[Stored records]

◆ ◆ ◆ ◆ ◆

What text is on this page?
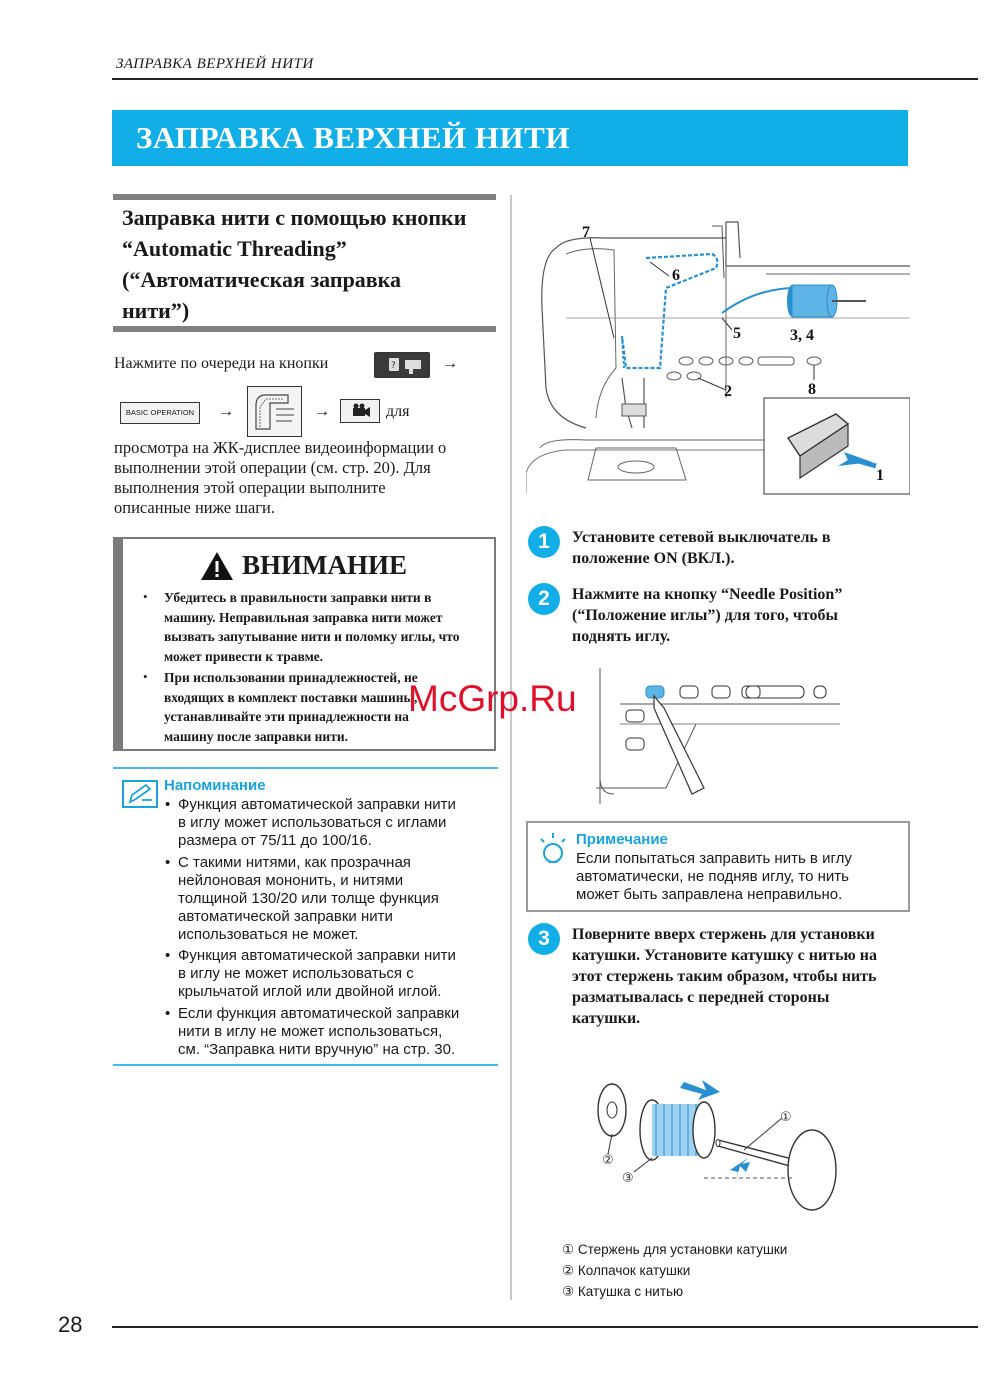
ЗАПРАВКА ВЕРХНЕЙ НИТИ
ЗАПРАВКА ВЕРХНЕЙ НИТИ
Заправка нити с помощью кнопки
“Automatic Threading”
(“Автоматическая заправка
нити”)
Нажмите по очереди на кнопки	?	→
BASIC OPERATION	→	→	для
просмотра на ЖК-дисплее видеоинформации о
выполнении этой операции (см. стр. 20). Для
выполнения этой операции выполните
описанные ниже шаги.
ВНИМАНИЕ
• Убедитесь в правильности заправки нити в
машину. Неправильная заправка нити может
вызвать запутывание нити и поломку иглы, что
может привести к травме.
• При использовании принадлежностей, не
входящих в комплект поставки машины,
устанавливайте эти принадлежности на
машину после заправки нити.
Напоминание
• Функция автоматической заправки нити
в иглу может использоваться с иглами
размера от 75/11 до 100/16.
• С такими нитями, как прозрачная
нейлоновая мононить, и нитями
толщиной 130/20 или толще функция
автоматической заправки нити
использоваться не может.
• Функция автоматической заправки нити
в иглу не может использоваться с
крыльчатой иглой или двойной иглой.
• Если функция автоматической заправки
нити в иглу не может использоваться,
см. “Заправка нити вручную” на стр. 30.
7
6
5	3, 4
2	8
1
1	Установите сетевой выключатель в
положение ON (ВКЛ.).
2	Нажмите на кнопку “Needle Position”
(“Положение иглы”) для того, чтобы
поднять иглу.
Примечание
Если попытаться заправить нить в иглу
автоматически, не подняв иглу, то нить
может быть заправлена неправильно.
3	Поверните вверх стержень для установки
катушки. Установите катушку с нитью на
этот стержень таким образом, чтобы нить
разматывалась с передней стороны
катушки.
①
②
③
① Стержень для установки катушки
② Колпачок катушки
③ Катушка с нитью
28
McGrp.Ru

◆ ◆ ◆ ◆ ◆

- _EXERCISE OBJECTIVE_
The pictures in the entries should be left out; output everything else exactly.

- _TASK ANSWER_
What text is on this page?
ЗАПРАВКА ВЕРХНЕЙ НИТИ
ЗАПРАВКА ВЕРХНЕЙ НИТИ
Заправка нити с помощью кнопки
“Automatic Threading”
(“Автоматическая заправка
нити”)
Нажмите по очереди на кнопки	?	→
BASIC OPERATION	→	→	для
просмотра на ЖК-дисплее видеоинформации о
выполнении этой операции (см. стр. 20). Для
выполнения этой операции выполните
описанные ниже шаги.
ВНИМАНИЕ
• Убедитесь в правильности заправки нити в
машину. Неправильная заправка нити может
вызвать запутывание нити и поломку иглы, что
может привести к травме.
• При использовании принадлежностей, не
входящих в комплект поставки машины,
устанавливайте эти принадлежности на
машину после заправки нити.
Напоминание
• Функция автоматической заправки нити
в иглу может использоваться с иглами
размера от 75/11 до 100/16.
• С такими нитями, как прозрачная
нейлоновая мононить, и нитями
толщиной 130/20 или толще функция
автоматической заправки нити
использоваться не может.
• Функция автоматической заправки нити
в иглу не может использоваться с
крыльчатой иглой или двойной иглой.
• Если функция автоматической заправки
нити в иглу не может использоваться,
см. “Заправка нити вручную” на стр. 30.
7
6
5	3, 4
2	8
1
1	Установите сетевой выключатель в
положение ON (ВКЛ.).
2	Нажмите на кнопку “Needle Position”
(“Положение иглы”) для того, чтобы
поднять иглу.
Примечание
Если попытаться заправить нить в иглу
автоматически, не подняв иглу, то нить
может быть заправлена неправильно.
3	Поверните вверх стержень для установки
катушки. Установите катушку с нитью на
этот стержень таким образом, чтобы нить
разматывалась с передней стороны
катушки.
①
②
③
① Стержень для установки катушки
② Колпачок катушки
③ Катушка с нитью
28
McGrp.Ru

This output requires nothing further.